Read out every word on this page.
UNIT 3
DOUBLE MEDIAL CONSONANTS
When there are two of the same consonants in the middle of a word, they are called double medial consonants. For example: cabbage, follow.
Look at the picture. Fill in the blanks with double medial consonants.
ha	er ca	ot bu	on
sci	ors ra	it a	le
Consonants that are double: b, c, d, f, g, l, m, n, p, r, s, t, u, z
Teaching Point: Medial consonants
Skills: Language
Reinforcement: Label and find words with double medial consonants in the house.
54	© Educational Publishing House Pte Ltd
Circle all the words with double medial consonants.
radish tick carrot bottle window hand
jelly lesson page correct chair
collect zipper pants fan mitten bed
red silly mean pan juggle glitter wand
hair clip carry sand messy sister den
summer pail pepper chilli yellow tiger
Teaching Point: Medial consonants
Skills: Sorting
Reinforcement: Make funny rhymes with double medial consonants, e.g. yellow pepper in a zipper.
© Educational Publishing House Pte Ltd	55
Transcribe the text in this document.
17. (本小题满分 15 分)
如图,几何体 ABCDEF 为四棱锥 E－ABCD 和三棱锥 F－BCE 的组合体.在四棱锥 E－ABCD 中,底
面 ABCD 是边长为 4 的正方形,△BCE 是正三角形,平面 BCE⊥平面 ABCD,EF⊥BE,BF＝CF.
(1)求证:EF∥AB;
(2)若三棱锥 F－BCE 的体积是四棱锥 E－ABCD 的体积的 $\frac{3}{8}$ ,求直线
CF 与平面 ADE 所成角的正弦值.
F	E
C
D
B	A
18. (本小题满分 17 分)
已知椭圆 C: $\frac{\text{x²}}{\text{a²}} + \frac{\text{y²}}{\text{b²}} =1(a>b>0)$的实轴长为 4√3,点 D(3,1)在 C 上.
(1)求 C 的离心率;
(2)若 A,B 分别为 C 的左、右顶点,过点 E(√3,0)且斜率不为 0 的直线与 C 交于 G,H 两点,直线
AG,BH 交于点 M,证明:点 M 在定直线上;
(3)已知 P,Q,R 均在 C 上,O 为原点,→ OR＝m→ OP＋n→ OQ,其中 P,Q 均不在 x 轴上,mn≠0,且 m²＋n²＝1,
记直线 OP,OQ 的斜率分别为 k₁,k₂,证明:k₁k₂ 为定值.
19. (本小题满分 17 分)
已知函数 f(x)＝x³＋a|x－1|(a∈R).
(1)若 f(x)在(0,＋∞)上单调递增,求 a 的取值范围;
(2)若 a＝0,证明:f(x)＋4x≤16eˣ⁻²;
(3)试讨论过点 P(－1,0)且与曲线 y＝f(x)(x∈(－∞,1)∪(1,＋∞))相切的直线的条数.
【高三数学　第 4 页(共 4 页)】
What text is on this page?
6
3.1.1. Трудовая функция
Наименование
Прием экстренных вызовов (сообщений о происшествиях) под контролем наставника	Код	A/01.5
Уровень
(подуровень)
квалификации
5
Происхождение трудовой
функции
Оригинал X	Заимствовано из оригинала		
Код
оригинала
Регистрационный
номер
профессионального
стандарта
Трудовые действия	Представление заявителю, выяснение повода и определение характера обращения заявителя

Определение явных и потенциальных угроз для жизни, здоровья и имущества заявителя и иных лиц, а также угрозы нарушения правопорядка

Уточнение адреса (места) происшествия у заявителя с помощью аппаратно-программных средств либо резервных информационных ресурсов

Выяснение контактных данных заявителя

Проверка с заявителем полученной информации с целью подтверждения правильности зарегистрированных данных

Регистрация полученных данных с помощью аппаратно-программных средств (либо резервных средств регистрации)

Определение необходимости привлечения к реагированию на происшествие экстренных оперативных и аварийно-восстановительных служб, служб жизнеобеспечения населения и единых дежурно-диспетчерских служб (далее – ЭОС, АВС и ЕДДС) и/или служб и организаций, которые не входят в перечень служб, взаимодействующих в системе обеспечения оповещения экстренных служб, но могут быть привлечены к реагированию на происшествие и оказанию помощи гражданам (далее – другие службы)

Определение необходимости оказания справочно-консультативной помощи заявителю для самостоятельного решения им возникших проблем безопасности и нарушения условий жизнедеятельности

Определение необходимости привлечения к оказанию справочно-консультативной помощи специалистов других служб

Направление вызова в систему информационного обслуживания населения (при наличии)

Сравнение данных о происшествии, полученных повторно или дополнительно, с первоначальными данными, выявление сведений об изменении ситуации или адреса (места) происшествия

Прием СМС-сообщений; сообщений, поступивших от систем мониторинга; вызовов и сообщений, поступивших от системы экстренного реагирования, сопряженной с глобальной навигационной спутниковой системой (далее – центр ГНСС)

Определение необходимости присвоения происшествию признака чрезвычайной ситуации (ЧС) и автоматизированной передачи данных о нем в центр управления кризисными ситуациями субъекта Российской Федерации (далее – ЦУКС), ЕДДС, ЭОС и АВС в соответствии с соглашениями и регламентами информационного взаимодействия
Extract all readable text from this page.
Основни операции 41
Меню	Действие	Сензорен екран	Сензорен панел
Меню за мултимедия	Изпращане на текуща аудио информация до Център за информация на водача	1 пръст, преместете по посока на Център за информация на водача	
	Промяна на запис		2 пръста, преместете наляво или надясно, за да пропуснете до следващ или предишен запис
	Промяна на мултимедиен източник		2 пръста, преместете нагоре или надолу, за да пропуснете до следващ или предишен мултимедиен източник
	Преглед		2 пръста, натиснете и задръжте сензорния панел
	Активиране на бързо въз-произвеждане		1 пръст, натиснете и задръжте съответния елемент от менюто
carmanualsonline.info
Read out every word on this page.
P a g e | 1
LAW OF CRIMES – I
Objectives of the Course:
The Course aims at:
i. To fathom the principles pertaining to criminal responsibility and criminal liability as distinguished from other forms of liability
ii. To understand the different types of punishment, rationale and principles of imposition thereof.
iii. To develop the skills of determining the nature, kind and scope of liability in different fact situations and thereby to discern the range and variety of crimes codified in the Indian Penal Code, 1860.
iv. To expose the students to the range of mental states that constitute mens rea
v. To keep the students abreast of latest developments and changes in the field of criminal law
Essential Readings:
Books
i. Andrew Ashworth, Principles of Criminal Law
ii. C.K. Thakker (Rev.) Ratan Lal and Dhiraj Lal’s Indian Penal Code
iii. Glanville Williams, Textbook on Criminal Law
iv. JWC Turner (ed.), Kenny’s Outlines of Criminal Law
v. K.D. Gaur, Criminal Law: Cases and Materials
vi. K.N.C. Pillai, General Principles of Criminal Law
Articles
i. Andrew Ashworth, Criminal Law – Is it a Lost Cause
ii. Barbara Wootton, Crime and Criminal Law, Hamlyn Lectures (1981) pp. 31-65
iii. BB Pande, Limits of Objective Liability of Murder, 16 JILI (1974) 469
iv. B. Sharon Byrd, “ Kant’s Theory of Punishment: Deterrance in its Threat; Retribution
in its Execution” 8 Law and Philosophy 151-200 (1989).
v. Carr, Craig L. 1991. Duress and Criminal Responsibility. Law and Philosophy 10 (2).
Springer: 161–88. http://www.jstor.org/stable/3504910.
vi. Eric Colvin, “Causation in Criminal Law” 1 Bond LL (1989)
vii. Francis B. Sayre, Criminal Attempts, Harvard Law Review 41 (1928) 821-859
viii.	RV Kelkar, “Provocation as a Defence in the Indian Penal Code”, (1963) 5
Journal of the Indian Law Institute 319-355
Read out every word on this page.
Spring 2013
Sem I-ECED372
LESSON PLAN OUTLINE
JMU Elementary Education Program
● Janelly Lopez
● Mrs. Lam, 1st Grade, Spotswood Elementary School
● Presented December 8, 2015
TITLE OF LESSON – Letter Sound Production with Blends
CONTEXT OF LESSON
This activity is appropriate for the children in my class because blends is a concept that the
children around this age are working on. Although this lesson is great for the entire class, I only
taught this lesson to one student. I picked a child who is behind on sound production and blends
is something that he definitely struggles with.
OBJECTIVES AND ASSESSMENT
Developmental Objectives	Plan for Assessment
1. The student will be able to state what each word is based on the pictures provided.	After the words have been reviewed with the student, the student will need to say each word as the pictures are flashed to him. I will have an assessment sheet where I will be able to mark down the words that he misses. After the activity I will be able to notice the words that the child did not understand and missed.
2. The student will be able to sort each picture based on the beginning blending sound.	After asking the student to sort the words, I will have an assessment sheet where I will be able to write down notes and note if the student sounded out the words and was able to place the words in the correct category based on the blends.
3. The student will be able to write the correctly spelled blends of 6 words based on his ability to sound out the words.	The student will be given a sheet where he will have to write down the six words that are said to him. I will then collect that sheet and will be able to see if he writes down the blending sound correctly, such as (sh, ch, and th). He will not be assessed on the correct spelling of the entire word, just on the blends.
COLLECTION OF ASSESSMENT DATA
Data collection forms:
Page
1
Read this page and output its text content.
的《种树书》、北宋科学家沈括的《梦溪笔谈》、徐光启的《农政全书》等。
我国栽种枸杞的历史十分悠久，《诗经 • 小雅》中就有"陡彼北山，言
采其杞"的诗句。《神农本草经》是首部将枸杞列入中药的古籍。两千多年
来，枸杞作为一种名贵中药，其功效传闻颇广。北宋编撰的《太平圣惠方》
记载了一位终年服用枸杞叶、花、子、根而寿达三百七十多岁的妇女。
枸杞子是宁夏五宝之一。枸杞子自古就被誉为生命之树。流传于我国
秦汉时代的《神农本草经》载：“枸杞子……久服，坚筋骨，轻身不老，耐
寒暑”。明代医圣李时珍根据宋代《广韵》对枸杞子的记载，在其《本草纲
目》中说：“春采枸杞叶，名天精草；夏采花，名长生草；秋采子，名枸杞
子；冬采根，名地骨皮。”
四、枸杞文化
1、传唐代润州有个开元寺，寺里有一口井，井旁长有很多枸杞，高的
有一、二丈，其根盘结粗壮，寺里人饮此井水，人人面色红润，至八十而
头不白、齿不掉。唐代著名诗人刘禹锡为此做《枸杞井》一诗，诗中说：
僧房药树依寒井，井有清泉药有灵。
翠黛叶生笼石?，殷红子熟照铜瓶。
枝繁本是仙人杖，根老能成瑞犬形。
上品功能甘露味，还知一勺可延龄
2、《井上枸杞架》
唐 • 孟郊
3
⁂
* THE EXERCISE
Copy down every line of the material above that includes the string "пръста".

* RESPONSE
	Промяна на запис		2 пръста, преместете наляво или надясно, за да пропуснете до следващ или предишен запис
	Промяна на мултимедиен източник		2 пръста, преместете нагоре или надолу, за да пропуснете до следващ или предишен мултимедиен източник
	Преглед		2 пръста, натиснете и задръжте сензорния панел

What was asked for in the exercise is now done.